* _REQUIRED WORK_: Would you extract the whole listing below and retype it exactly?

* _THE INPUT_:

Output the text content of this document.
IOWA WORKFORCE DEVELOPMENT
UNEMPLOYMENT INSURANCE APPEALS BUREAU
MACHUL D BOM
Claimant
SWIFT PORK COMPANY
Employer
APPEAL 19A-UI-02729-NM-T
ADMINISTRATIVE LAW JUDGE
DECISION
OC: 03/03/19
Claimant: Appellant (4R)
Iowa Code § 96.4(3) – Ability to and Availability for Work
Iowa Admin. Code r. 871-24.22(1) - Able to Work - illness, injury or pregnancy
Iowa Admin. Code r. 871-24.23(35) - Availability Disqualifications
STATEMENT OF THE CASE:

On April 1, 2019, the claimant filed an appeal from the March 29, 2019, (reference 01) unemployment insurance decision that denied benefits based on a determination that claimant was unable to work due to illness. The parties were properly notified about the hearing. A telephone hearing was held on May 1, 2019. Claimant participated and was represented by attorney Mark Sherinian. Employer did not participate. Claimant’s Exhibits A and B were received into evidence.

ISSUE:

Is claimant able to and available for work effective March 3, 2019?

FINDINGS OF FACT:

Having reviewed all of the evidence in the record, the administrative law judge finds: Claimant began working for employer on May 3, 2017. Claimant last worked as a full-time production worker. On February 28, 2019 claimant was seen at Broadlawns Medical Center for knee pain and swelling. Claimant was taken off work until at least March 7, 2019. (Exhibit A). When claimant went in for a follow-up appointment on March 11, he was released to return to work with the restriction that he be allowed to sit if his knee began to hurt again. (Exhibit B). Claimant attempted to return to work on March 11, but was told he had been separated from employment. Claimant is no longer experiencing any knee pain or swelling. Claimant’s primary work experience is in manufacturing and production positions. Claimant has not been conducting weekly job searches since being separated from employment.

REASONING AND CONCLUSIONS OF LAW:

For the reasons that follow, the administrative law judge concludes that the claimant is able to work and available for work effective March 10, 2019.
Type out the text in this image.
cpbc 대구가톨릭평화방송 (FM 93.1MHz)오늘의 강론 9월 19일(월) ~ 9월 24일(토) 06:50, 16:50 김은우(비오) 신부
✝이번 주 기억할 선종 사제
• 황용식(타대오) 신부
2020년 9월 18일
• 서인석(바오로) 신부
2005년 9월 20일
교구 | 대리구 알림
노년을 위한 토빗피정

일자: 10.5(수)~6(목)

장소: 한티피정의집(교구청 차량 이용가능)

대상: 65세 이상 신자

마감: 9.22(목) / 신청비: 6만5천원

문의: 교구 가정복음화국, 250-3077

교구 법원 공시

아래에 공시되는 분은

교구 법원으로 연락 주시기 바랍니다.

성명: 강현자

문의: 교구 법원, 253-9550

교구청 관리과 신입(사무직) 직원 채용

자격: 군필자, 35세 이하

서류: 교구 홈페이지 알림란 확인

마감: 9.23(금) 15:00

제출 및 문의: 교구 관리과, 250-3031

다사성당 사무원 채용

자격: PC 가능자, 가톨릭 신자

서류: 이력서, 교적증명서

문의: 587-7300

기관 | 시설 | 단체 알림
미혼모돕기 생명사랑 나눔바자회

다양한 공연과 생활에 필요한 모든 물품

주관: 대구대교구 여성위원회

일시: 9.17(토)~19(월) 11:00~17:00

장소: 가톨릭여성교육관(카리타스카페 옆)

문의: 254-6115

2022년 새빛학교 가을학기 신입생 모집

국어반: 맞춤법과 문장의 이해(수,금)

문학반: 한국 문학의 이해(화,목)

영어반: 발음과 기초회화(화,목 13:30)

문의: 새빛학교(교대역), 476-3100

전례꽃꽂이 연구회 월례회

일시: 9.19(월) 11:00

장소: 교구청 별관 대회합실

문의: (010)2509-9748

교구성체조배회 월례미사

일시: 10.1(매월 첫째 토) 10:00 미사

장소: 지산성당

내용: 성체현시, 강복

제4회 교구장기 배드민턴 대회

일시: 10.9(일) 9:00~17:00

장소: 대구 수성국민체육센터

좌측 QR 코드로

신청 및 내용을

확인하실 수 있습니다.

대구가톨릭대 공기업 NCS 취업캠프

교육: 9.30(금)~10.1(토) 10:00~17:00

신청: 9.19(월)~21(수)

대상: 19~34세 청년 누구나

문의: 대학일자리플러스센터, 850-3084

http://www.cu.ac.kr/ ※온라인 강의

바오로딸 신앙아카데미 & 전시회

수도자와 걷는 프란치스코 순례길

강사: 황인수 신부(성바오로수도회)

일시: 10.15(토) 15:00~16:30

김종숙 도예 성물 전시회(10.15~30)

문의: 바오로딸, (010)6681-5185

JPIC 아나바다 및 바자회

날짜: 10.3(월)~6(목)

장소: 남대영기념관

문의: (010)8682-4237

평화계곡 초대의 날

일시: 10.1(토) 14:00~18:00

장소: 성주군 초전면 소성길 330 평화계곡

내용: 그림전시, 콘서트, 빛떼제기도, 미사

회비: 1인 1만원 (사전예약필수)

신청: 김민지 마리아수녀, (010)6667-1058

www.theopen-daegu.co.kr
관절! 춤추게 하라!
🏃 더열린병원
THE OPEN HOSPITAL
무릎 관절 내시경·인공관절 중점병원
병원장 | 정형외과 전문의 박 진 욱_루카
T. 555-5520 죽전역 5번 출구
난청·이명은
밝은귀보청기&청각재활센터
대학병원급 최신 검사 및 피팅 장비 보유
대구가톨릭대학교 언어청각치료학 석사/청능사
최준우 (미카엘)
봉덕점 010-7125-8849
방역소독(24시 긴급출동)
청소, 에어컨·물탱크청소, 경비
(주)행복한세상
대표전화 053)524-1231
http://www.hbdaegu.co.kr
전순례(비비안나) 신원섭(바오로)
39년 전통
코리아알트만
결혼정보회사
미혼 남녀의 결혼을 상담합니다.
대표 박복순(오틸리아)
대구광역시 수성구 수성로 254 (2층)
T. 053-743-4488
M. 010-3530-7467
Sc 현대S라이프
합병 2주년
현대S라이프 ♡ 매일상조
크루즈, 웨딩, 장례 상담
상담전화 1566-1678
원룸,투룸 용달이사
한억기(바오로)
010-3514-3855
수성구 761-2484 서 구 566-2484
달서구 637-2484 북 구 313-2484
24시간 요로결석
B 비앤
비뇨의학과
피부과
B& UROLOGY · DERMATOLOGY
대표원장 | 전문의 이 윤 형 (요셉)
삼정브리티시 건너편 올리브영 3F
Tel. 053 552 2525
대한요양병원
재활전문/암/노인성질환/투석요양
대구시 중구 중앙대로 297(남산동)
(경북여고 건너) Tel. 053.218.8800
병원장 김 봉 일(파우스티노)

* _CORRECT RESULT_:
Output the text content of this document.
IOWA WORKFORCE DEVELOPMENT
UNEMPLOYMENT INSURANCE APPEALS BUREAU
MACHUL D BOM
Claimant
SWIFT PORK COMPANY
Employer
APPEAL 19A-UI-02729-NM-T
ADMINISTRATIVE LAW JUDGE
DECISION
OC: 03/03/19
Claimant: Appellant (4R)
Iowa Code § 96.4(3) – Ability to and Availability for Work
Iowa Admin. Code r. 871-24.22(1) - Able to Work - illness, injury or pregnancy
Iowa Admin. Code r. 871-24.23(35) - Availability Disqualifications
STATEMENT OF THE CASE:

On April 1, 2019, the claimant filed an appeal from the March 29, 2019, (reference 01) unemployment insurance decision that denied benefits based on a determination that claimant was unable to work due to illness. The parties were properly notified about the hearing. A telephone hearing was held on May 1, 2019. Claimant participated and was represented by attorney Mark Sherinian. Employer did not participate. Claimant’s Exhibits A and B were received into evidence.

ISSUE:

Is claimant able to and available for work effective March 3, 2019?

FINDINGS OF FACT:

Having reviewed all of the evidence in the record, the administrative law judge finds: Claimant began working for employer on May 3, 2017. Claimant last worked as a full-time production worker. On February 28, 2019 claimant was seen at Broadlawns Medical Center for knee pain and swelling. Claimant was taken off work until at least March 7, 2019. (Exhibit A). When claimant went in for a follow-up appointment on March 11, he was released to return to work with the restriction that he be allowed to sit if his knee began to hurt again. (Exhibit B). Claimant attempted to return to work on March 11, but was told he had been separated from employment. Claimant is no longer experiencing any knee pain or swelling. Claimant’s primary work experience is in manufacturing and production positions. Claimant has not been conducting weekly job searches since being separated from employment.

REASONING AND CONCLUSIONS OF LAW:

For the reasons that follow, the administrative law judge concludes that the claimant is able to work and available for work effective March 10, 2019.
Type out the text in this image.
cpbc 대구가톨릭평화방송 (FM 93.1MHz)오늘의 강론 9월 19일(월) ~ 9월 24일(토) 06:50, 16:50 김은우(비오) 신부
✝이번 주 기억할 선종 사제
• 황용식(타대오) 신부
2020년 9월 18일
• 서인석(바오로) 신부
2005년 9월 20일
교구 | 대리구 알림
노년을 위한 토빗피정

일자: 10.5(수)~6(목)

장소: 한티피정의집(교구청 차량 이용가능)

대상: 65세 이상 신자

마감: 9.22(목) / 신청비: 6만5천원

문의: 교구 가정복음화국, 250-3077

교구 법원 공시

아래에 공시되는 분은

교구 법원으로 연락 주시기 바랍니다.

성명: 강현자

문의: 교구 법원, 253-9550

교구청 관리과 신입(사무직) 직원 채용

자격: 군필자, 35세 이하

서류: 교구 홈페이지 알림란 확인

마감: 9.23(금) 15:00

제출 및 문의: 교구 관리과, 250-3031

다사성당 사무원 채용

자격: PC 가능자, 가톨릭 신자

서류: 이력서, 교적증명서

문의: 587-7300

기관 | 시설 | 단체 알림
미혼모돕기 생명사랑 나눔바자회

다양한 공연과 생활에 필요한 모든 물품

주관: 대구대교구 여성위원회

일시: 9.17(토)~19(월) 11:00~17:00

장소: 가톨릭여성교육관(카리타스카페 옆)

문의: 254-6115

2022년 새빛학교 가을학기 신입생 모집

국어반: 맞춤법과 문장의 이해(수,금)

문학반: 한국 문학의 이해(화,목)

영어반: 발음과 기초회화(화,목 13:30)

문의: 새빛학교(교대역), 476-3100

전례꽃꽂이 연구회 월례회

일시: 9.19(월) 11:00

장소: 교구청 별관 대회합실

문의: (010)2509-9748

교구성체조배회 월례미사

일시: 10.1(매월 첫째 토) 10:00 미사

장소: 지산성당

내용: 성체현시, 강복

제4회 교구장기 배드민턴 대회

일시: 10.9(일) 9:00~17:00

장소: 대구 수성국민체육센터

좌측 QR 코드로

신청 및 내용을

확인하실 수 있습니다.

대구가톨릭대 공기업 NCS 취업캠프

교육: 9.30(금)~10.1(토) 10:00~17:00

신청: 9.19(월)~21(수)

대상: 19~34세 청년 누구나

문의: 대학일자리플러스센터, 850-3084

http://www.cu.ac.kr/ ※온라인 강의

바오로딸 신앙아카데미 & 전시회

수도자와 걷는 프란치스코 순례길

강사: 황인수 신부(성바오로수도회)

일시: 10.15(토) 15:00~16:30

김종숙 도예 성물 전시회(10.15~30)

문의: 바오로딸, (010)6681-5185

JPIC 아나바다 및 바자회

날짜: 10.3(월)~6(목)

장소: 남대영기념관

문의: (010)8682-4237

평화계곡 초대의 날

일시: 10.1(토) 14:00~18:00

장소: 성주군 초전면 소성길 330 평화계곡

내용: 그림전시, 콘서트, 빛떼제기도, 미사

회비: 1인 1만원 (사전예약필수)

신청: 김민지 마리아수녀, (010)6667-1058

www.theopen-daegu.co.kr
관절! 춤추게 하라!
🏃 더열린병원
THE OPEN HOSPITAL
무릎 관절 내시경·인공관절 중점병원
병원장 | 정형외과 전문의 박 진 욱_루카
T. 555-5520 죽전역 5번 출구
난청·이명은
밝은귀보청기&청각재활센터
대학병원급 최신 검사 및 피팅 장비 보유
대구가톨릭대학교 언어청각치료학 석사/청능사
최준우 (미카엘)
봉덕점 010-7125-8849
방역소독(24시 긴급출동)
청소, 에어컨·물탱크청소, 경비
(주)행복한세상
대표전화 053)524-1231
http://www.hbdaegu.co.kr
전순례(비비안나) 신원섭(바오로)
39년 전통
코리아알트만
결혼정보회사
미혼 남녀의 결혼을 상담합니다.
대표 박복순(오틸리아)
대구광역시 수성구 수성로 254 (2층)
T. 053-743-4488
M. 010-3530-7467
Sc 현대S라이프
합병 2주년
현대S라이프 ♡ 매일상조
크루즈, 웨딩, 장례 상담
상담전화 1566-1678
원룸,투룸 용달이사
한억기(바오로)
010-3514-3855
수성구 761-2484 서 구 566-2484
달서구 637-2484 북 구 313-2484
24시간 요로결석
B 비앤
비뇨의학과
피부과
B& UROLOGY · DERMATOLOGY
대표원장 | 전문의 이 윤 형 (요셉)
삼정브리티시 건너편 올리브영 3F
Tel. 053 552 2525
대한요양병원
재활전문/암/노인성질환/투석요양
대구시 중구 중앙대로 297(남산동)
(경북여고 건너) Tel. 053.218.8800
병원장 김 봉 일(파우스티노)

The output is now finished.